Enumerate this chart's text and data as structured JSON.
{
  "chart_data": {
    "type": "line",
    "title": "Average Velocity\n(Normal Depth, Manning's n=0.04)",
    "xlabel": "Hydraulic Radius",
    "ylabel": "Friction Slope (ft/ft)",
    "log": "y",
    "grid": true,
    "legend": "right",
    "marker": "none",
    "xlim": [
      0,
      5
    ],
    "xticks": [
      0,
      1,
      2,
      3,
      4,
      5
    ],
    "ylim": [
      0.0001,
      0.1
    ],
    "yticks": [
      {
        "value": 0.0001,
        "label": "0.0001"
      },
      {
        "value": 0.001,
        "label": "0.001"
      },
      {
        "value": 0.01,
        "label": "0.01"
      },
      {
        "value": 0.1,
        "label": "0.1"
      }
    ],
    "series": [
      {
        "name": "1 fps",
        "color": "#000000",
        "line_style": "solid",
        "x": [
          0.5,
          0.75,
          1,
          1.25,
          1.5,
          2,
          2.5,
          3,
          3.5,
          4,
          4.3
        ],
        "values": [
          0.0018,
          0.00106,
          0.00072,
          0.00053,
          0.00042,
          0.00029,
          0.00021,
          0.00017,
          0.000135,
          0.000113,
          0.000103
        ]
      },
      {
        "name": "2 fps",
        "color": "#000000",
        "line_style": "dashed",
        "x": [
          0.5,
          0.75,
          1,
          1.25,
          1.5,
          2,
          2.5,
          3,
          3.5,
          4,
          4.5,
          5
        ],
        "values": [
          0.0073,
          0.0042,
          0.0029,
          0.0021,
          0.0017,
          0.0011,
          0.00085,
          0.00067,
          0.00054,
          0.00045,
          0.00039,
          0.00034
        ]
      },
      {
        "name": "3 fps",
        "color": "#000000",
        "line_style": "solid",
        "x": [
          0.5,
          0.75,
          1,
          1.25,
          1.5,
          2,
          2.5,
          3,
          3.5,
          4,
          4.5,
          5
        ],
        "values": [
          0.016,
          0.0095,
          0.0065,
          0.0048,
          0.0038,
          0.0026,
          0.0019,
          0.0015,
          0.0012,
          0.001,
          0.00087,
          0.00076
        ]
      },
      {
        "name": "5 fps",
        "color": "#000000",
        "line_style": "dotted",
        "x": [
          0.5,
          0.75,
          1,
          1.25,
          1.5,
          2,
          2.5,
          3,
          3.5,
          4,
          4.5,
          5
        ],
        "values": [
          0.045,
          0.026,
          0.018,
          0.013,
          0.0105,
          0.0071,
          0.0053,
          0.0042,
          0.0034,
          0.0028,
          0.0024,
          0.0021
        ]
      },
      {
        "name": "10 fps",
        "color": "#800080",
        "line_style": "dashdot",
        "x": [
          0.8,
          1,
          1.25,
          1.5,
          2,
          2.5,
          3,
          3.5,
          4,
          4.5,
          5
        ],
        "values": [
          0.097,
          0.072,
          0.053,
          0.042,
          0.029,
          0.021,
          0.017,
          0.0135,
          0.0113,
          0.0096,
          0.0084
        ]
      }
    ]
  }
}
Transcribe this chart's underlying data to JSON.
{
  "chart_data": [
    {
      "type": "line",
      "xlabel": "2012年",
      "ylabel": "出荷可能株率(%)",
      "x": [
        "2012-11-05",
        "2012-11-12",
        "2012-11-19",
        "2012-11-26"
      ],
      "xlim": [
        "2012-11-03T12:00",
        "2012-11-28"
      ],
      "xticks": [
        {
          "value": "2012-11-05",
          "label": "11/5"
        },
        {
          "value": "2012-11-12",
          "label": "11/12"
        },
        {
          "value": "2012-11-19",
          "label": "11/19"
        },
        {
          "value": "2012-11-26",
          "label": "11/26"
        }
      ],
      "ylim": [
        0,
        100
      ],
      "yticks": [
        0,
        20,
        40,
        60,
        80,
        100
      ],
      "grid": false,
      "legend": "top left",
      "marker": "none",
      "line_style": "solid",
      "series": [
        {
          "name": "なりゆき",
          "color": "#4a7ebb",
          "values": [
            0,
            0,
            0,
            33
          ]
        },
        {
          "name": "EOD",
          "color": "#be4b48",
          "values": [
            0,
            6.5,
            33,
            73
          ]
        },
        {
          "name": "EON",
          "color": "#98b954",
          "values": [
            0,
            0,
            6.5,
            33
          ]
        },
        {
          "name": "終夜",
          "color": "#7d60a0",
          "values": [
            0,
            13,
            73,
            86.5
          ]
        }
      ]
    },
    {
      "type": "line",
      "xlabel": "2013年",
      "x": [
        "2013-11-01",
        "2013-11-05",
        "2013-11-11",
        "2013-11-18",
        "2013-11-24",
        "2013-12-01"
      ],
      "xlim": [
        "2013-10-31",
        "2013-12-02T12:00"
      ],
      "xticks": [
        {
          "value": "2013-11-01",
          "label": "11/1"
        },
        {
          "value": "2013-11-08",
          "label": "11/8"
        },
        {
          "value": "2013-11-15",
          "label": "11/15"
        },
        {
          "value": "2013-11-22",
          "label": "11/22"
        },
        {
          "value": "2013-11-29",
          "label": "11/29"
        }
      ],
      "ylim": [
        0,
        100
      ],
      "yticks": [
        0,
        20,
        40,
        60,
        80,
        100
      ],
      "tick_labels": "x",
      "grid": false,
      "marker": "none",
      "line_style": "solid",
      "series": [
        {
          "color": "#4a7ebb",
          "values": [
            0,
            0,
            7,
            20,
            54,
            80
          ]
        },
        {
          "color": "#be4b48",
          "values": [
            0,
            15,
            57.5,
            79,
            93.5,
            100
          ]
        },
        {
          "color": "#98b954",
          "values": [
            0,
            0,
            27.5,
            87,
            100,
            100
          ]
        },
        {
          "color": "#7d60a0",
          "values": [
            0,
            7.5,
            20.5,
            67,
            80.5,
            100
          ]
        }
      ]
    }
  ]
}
# # #
Reproduce the entries above in full by retyping them exactly.

Enumerate this chart's text and data as structured JSON.
{
  "chart_data": {
    "type": "line",
    "title": "Average Velocity\n(Normal Depth, Manning's n=0.04)",
    "xlabel": "Hydraulic Radius",
    "ylabel": "Friction Slope (ft/ft)",
    "log": "y",
    "grid": true,
    "legend": "right",
    "marker": "none",
    "xlim": [
      0,
      5
    ],
    "xticks": [
      0,
      1,
      2,
      3,
      4,
      5
    ],
    "ylim": [
      0.0001,
      0.1
    ],
    "yticks": [
      {
        "value": 0.0001,
        "label": "0.0001"
      },
      {
        "value": 0.001,
        "label": "0.001"
      },
      {
        "value": 0.01,
        "label": "0.01"
      },
      {
        "value": 0.1,
        "label": "0.1"
      }
    ],
    "series": [
      {
        "name": "1 fps",
        "color": "#000000",
        "line_style": "solid",
        "x": [
          0.5,
          0.75,
          1,
          1.25,
          1.5,
          2,
          2.5,
          3,
          3.5,
          4,
          4.3
        ],
        "values": [
          0.0018,
          0.00106,
          0.00072,
          0.00053,
          0.00042,
          0.00029,
          0.00021,
          0.00017,
          0.000135,
          0.000113,
          0.000103
        ]
      },
      {
        "name": "2 fps",
        "color": "#000000",
        "line_style": "dashed",
        "x": [
          0.5,
          0.75,
          1,
          1.25,
          1.5,
          2,
          2.5,
          3,
          3.5,
          4,
          4.5,
          5
        ],
        "values": [
          0.0073,
          0.0042,
          0.0029,
          0.0021,
          0.0017,
          0.0011,
          0.00085,
          0.00067,
          0.00054,
          0.00045,
          0.00039,
          0.00034
        ]
      },
      {
        "name": "3 fps",
        "color": "#000000",
        "line_style": "solid",
        "x": [
          0.5,
          0.75,
          1,
          1.25,
          1.5,
          2,
          2.5,
          3,
          3.5,
          4,
          4.5,
          5
        ],
        "values": [
          0.016,
          0.0095,
          0.0065,
          0.0048,
          0.0038,
          0.0026,
          0.0019,
          0.0015,
          0.0012,
          0.001,
          0.00087,
          0.00076
        ]
      },
      {
        "name": "5 fps",
        "color": "#000000",
        "line_style": "dotted",
        "x": [
          0.5,
          0.75,
          1,
          1.25,
          1.5,
          2,
          2.5,
          3,
          3.5,
          4,
          4.5,
          5
        ],
        "values": [
          0.045,
          0.026,
          0.018,
          0.013,
          0.0105,
          0.0071,
          0.0053,
          0.0042,
          0.0034,
          0.0028,
          0.0024,
          0.0021
        ]
      },
      {
        "name": "10 fps",
        "color": "#800080",
        "line_style": "dashdot",
        "x": [
          0.8,
          1,
          1.25,
          1.5,
          2,
          2.5,
          3,
          3.5,
          4,
          4.5,
          5
        ],
        "values": [
          0.097,
          0.072,
          0.053,
          0.042,
          0.029,
          0.021,
          0.017,
          0.0135,
          0.0113,
          0.0096,
          0.0084
        ]
      }
    ]
  }
}
Transcribe this chart's underlying data to JSON.
{
  "chart_data": [
    {
      "type": "line",
      "xlabel": "2012年",
      "ylabel": "出荷可能株率(%)",
      "x": [
        "2012-11-05",
        "2012-11-12",
        "2012-11-19",
        "2012-11-26"
      ],
      "xlim": [
        "2012-11-03T12:00",
        "2012-11-28"
      ],
      "xticks": [
        {
          "value": "2012-11-05",
          "label": "11/5"
        },
        {
          "value": "2012-11-12",
          "label": "11/12"
        },
        {
          "value": "2012-11-19",
          "label": "11/19"
        },
        {
          "value": "2012-11-26",
          "label": "11/26"
        }
      ],
      "ylim": [
        0,
        100
      ],
      "yticks": [
        0,
        20,
        40,
        60,
        80,
        100
      ],
      "grid": false,
      "legend": "top left",
      "marker": "none",
      "line_style": "solid",
      "series": [
        {
          "name": "なりゆき",
          "color": "#4a7ebb",
          "values": [
            0,
            0,
            0,
            33
          ]
        },
        {
          "name": "EOD",
          "color": "#be4b48",
          "values": [
            0,
            6.5,
            33,
            73
          ]
        },
        {
          "name": "EON",
          "color": "#98b954",
          "values": [
            0,
            0,
            6.5,
            33
          ]
        },
        {
          "name": "終夜",
          "color": "#7d60a0",
          "values": [
            0,
            13,
            73,
            86.5
          ]
        }
      ]
    },
    {
      "type": "line",
      "xlabel": "2013年",
      "x": [
        "2013-11-01",
        "2013-11-05",
        "2013-11-11",
        "2013-11-18",
        "2013-11-24",
        "2013-12-01"
      ],
      "xlim": [
        "2013-10-31",
        "2013-12-02T12:00"
      ],
      "xticks": [
        {
          "value": "2013-11-01",
          "label": "11/1"
        },
        {
          "value": "2013-11-08",
          "label": "11/8"
        },
        {
          "value": "2013-11-15",
          "label": "11/15"
        },
        {
          "value": "2013-11-22",
          "label": "11/22"
        },
        {
          "value": "2013-11-29",
          "label": "11/29"
        }
      ],
      "ylim": [
        0,
        100
      ],
      "yticks": [
        0,
        20,
        40,
        60,
        80,
        100
      ],
      "tick_labels": "x",
      "grid": false,
      "marker": "none",
      "line_style": "solid",
      "series": [
        {
          "color": "#4a7ebb",
          "values": [
            0,
            0,
            7,
            20,
            54,
            80
          ]
        },
        {
          "color": "#be4b48",
          "values": [
            0,
            15,
            57.5,
            79,
            93.5,
            100
          ]
        },
        {
          "color": "#98b954",
          "values": [
            0,
            0,
            27.5,
            87,
            100,
            100
          ]
        },
        {
          "color": "#7d60a0",
          "values": [
            0,
            7.5,
            20.5,
            67,
            80.5,
            100
          ]
        }
      ]
    }
  ]
}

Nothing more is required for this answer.